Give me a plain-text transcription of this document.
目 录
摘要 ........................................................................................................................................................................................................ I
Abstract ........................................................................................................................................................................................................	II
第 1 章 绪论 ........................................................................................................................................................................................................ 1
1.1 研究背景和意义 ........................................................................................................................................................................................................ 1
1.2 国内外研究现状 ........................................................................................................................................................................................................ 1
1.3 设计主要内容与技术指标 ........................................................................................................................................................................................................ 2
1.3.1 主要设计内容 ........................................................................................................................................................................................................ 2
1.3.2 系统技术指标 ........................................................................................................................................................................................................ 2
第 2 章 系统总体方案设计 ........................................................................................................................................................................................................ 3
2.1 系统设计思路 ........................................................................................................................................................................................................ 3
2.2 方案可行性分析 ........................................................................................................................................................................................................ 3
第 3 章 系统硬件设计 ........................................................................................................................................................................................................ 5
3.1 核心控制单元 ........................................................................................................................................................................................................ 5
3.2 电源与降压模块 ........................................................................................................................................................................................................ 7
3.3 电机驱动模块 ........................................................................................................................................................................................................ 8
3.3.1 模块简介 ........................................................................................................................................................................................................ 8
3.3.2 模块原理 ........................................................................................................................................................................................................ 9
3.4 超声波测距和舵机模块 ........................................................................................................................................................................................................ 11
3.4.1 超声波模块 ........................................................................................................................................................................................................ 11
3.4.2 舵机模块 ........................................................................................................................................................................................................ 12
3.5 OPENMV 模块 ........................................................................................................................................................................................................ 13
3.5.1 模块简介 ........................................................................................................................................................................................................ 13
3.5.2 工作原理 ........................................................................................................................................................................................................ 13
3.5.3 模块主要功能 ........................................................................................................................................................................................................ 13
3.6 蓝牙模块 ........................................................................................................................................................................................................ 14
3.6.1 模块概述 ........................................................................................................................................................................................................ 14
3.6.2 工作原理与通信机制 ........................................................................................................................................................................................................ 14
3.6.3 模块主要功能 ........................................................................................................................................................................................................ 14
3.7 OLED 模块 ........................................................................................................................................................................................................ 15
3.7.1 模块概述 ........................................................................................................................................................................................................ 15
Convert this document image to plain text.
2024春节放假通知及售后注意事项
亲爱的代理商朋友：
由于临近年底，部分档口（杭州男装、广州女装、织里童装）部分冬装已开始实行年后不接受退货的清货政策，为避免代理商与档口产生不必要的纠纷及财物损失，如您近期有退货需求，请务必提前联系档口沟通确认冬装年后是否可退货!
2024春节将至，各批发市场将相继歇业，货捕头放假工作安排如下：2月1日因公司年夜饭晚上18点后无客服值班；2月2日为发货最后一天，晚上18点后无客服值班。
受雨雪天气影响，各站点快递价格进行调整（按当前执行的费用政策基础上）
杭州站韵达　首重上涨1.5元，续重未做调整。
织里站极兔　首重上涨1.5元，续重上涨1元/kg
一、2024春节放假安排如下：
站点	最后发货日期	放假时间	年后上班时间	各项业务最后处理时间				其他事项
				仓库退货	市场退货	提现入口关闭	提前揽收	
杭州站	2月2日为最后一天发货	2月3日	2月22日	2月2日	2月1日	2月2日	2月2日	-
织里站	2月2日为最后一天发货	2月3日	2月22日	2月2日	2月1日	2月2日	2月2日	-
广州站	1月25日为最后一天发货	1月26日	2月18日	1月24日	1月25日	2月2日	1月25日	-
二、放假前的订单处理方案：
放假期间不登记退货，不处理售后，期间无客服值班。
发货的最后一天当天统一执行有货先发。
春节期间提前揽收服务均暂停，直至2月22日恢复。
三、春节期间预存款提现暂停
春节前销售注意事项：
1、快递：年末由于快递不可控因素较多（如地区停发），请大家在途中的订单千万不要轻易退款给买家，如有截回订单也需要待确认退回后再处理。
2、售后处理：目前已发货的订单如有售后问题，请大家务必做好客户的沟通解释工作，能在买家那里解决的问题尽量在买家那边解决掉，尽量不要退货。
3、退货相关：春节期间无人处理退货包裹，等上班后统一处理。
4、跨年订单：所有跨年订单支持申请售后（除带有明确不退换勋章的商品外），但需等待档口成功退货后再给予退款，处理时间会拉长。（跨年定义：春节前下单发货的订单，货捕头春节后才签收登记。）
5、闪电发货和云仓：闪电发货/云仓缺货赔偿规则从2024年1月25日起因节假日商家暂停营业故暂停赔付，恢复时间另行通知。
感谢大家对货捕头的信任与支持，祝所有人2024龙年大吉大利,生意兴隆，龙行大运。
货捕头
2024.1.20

**EXERCISE BRIEF**
Restate the listing in full, word for word.

**EXERCISE RESPONSE**
Give me a plain-text transcription of this document.
目 录
摘要 ........................................................................................................................................................................................................ I
Abstract ........................................................................................................................................................................................................	II
第 1 章 绪论 ........................................................................................................................................................................................................ 1
1.1 研究背景和意义 ........................................................................................................................................................................................................ 1
1.2 国内外研究现状 ........................................................................................................................................................................................................ 1
1.3 设计主要内容与技术指标 ........................................................................................................................................................................................................ 2
1.3.1 主要设计内容 ........................................................................................................................................................................................................ 2
1.3.2 系统技术指标 ........................................................................................................................................................................................................ 2
第 2 章 系统总体方案设计 ........................................................................................................................................................................................................ 3
2.1 系统设计思路 ........................................................................................................................................................................................................ 3
2.2 方案可行性分析 ........................................................................................................................................................................................................ 3
第 3 章 系统硬件设计 ........................................................................................................................................................................................................ 5
3.1 核心控制单元 ........................................................................................................................................................................................................ 5
3.2 电源与降压模块 ........................................................................................................................................................................................................ 7
3.3 电机驱动模块 ........................................................................................................................................................................................................ 8
3.3.1 模块简介 ........................................................................................................................................................................................................ 8
3.3.2 模块原理 ........................................................................................................................................................................................................ 9
3.4 超声波测距和舵机模块 ........................................................................................................................................................................................................ 11
3.4.1 超声波模块 ........................................................................................................................................................................................................ 11
3.4.2 舵机模块 ........................................................................................................................................................................................................ 12
3.5 OPENMV 模块 ........................................................................................................................................................................................................ 13
3.5.1 模块简介 ........................................................................................................................................................................................................ 13
3.5.2 工作原理 ........................................................................................................................................................................................................ 13
3.5.3 模块主要功能 ........................................................................................................................................................................................................ 13
3.6 蓝牙模块 ........................................................................................................................................................................................................ 14
3.6.1 模块概述 ........................................................................................................................................................................................................ 14
3.6.2 工作原理与通信机制 ........................................................................................................................................................................................................ 14
3.6.3 模块主要功能 ........................................................................................................................................................................................................ 14
3.7 OLED 模块 ........................................................................................................................................................................................................ 15
3.7.1 模块概述 ........................................................................................................................................................................................................ 15
Convert this document image to plain text.
2024春节放假通知及售后注意事项
亲爱的代理商朋友：
由于临近年底，部分档口（杭州男装、广州女装、织里童装）部分冬装已开始实行年后不接受退货的清货政策，为避免代理商与档口产生不必要的纠纷及财物损失，如您近期有退货需求，请务必提前联系档口沟通确认冬装年后是否可退货!
2024春节将至，各批发市场将相继歇业，货捕头放假工作安排如下：2月1日因公司年夜饭晚上18点后无客服值班；2月2日为发货最后一天，晚上18点后无客服值班。
受雨雪天气影响，各站点快递价格进行调整（按当前执行的费用政策基础上）
杭州站韵达　首重上涨1.5元，续重未做调整。
织里站极兔　首重上涨1.5元，续重上涨1元/kg
一、2024春节放假安排如下：
站点	最后发货日期	放假时间	年后上班时间	各项业务最后处理时间				其他事项
				仓库退货	市场退货	提现入口关闭	提前揽收	
杭州站	2月2日为最后一天发货	2月3日	2月22日	2月2日	2月1日	2月2日	2月2日	-
织里站	2月2日为最后一天发货	2月3日	2月22日	2月2日	2月1日	2月2日	2月2日	-
广州站	1月25日为最后一天发货	1月26日	2月18日	1月24日	1月25日	2月2日	1月25日	-
二、放假前的订单处理方案：
放假期间不登记退货，不处理售后，期间无客服值班。
发货的最后一天当天统一执行有货先发。
春节期间提前揽收服务均暂停，直至2月22日恢复。
三、春节期间预存款提现暂停
春节前销售注意事项：
1、快递：年末由于快递不可控因素较多（如地区停发），请大家在途中的订单千万不要轻易退款给买家，如有截回订单也需要待确认退回后再处理。
2、售后处理：目前已发货的订单如有售后问题，请大家务必做好客户的沟通解释工作，能在买家那里解决的问题尽量在买家那边解决掉，尽量不要退货。
3、退货相关：春节期间无人处理退货包裹，等上班后统一处理。
4、跨年订单：所有跨年订单支持申请售后（除带有明确不退换勋章的商品外），但需等待档口成功退货后再给予退款，处理时间会拉长。（跨年定义：春节前下单发货的订单，货捕头春节后才签收登记。）
5、闪电发货和云仓：闪电发货/云仓缺货赔偿规则从2024年1月25日起因节假日商家暂停营业故暂停赔付，恢复时间另行通知。
感谢大家对货捕头的信任与支持，祝所有人2024龙年大吉大利,生意兴隆，龙行大运。
货捕头
2024.1.20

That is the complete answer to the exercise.